> What is needed:
Copy the items character for character, everything from the very start down to and including the line containing "x-tick-label: 12-19 (751, 487, 789, 504)".
______
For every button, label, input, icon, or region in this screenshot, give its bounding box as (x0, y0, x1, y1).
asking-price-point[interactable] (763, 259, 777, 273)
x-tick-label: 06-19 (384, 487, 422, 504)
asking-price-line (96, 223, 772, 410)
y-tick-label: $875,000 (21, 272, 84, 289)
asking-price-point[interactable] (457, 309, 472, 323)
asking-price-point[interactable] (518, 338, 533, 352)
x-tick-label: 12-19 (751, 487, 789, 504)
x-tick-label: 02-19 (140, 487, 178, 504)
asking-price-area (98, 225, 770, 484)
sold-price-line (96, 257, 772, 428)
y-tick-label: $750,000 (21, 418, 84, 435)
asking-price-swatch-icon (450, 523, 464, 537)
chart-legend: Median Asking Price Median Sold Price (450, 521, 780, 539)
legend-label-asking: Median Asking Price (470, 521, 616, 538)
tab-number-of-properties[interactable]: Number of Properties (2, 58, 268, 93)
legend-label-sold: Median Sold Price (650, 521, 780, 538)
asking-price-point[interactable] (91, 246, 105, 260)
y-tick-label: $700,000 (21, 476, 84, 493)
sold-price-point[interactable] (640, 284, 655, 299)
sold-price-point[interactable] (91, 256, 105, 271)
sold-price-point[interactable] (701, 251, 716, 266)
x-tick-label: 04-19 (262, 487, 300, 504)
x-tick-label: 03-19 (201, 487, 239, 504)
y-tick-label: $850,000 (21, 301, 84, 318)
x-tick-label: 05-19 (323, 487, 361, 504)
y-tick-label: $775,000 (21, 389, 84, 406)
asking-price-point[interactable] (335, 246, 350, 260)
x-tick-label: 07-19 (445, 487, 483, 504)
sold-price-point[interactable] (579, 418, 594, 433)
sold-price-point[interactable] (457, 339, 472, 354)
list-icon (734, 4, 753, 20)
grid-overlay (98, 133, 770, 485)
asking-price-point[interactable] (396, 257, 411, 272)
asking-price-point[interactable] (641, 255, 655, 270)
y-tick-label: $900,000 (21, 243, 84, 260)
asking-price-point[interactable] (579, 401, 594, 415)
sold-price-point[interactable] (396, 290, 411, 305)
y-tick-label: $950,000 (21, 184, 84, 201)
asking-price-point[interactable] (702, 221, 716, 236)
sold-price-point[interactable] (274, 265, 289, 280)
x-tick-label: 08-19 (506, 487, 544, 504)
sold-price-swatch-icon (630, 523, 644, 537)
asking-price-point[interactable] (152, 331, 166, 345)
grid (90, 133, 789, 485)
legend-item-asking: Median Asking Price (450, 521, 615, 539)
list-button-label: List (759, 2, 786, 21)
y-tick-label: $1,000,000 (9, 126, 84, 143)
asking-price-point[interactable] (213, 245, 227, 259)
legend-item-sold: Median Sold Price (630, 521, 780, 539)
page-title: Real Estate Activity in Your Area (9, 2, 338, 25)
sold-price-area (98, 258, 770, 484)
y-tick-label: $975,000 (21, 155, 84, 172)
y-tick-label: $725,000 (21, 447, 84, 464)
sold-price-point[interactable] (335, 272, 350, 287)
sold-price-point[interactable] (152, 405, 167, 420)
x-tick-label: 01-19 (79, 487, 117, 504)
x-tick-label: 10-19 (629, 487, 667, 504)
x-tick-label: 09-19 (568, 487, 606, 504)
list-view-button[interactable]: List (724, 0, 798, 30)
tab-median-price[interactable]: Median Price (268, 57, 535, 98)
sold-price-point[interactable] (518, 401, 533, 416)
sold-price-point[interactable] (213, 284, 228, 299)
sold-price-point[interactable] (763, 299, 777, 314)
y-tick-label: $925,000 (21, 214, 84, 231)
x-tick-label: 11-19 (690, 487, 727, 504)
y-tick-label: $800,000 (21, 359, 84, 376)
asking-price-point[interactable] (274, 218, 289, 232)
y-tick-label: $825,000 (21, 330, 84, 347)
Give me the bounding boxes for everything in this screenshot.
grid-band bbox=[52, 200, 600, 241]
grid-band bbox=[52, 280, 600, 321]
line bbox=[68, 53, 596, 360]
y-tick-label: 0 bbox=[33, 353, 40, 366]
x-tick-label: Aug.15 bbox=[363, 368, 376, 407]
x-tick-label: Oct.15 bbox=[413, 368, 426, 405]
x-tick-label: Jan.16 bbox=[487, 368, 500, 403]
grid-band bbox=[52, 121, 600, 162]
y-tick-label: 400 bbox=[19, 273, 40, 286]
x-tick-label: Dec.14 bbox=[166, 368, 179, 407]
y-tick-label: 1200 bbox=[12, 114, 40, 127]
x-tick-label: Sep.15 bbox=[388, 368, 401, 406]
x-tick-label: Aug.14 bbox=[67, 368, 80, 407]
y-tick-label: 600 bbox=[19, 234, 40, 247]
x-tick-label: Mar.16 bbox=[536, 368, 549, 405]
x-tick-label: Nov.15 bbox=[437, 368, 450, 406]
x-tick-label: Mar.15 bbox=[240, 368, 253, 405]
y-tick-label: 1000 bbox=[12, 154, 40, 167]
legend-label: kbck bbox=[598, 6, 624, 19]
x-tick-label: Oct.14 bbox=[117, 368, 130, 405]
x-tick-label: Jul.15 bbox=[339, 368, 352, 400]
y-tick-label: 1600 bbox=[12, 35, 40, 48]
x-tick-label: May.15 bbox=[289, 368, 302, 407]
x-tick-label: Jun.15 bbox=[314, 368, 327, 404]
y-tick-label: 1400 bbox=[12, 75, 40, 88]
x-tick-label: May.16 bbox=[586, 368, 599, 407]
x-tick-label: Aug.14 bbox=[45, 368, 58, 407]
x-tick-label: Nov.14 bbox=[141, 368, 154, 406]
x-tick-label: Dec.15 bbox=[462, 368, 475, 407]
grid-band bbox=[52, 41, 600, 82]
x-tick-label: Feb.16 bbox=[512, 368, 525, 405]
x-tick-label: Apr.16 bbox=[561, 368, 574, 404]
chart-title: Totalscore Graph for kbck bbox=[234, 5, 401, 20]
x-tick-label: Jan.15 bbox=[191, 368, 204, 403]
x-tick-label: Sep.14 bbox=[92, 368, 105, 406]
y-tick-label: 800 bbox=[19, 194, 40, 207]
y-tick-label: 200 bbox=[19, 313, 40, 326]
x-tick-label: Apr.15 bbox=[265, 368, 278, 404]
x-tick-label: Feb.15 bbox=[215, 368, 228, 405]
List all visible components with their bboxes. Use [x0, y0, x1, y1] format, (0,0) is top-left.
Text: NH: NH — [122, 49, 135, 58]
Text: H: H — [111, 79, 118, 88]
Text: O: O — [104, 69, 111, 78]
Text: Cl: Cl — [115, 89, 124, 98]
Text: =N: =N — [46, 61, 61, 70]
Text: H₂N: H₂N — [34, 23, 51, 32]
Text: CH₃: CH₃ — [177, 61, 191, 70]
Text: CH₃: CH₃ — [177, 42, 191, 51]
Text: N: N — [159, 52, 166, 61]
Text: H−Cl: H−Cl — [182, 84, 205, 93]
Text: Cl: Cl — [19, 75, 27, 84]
______
> Correct answer:
For every button, label, input, icon, or region in this screenshot, give its bounding box as (x0, y0, x1, y1).
asking-price-point[interactable] (763, 259, 777, 273)
x-tick-label: 06-19 (384, 487, 422, 504)
asking-price-line (96, 223, 772, 410)
y-tick-label: $875,000 (21, 272, 84, 289)
asking-price-point[interactable] (457, 309, 472, 323)
asking-price-point[interactable] (518, 338, 533, 352)
x-tick-label: 12-19 (751, 487, 789, 504)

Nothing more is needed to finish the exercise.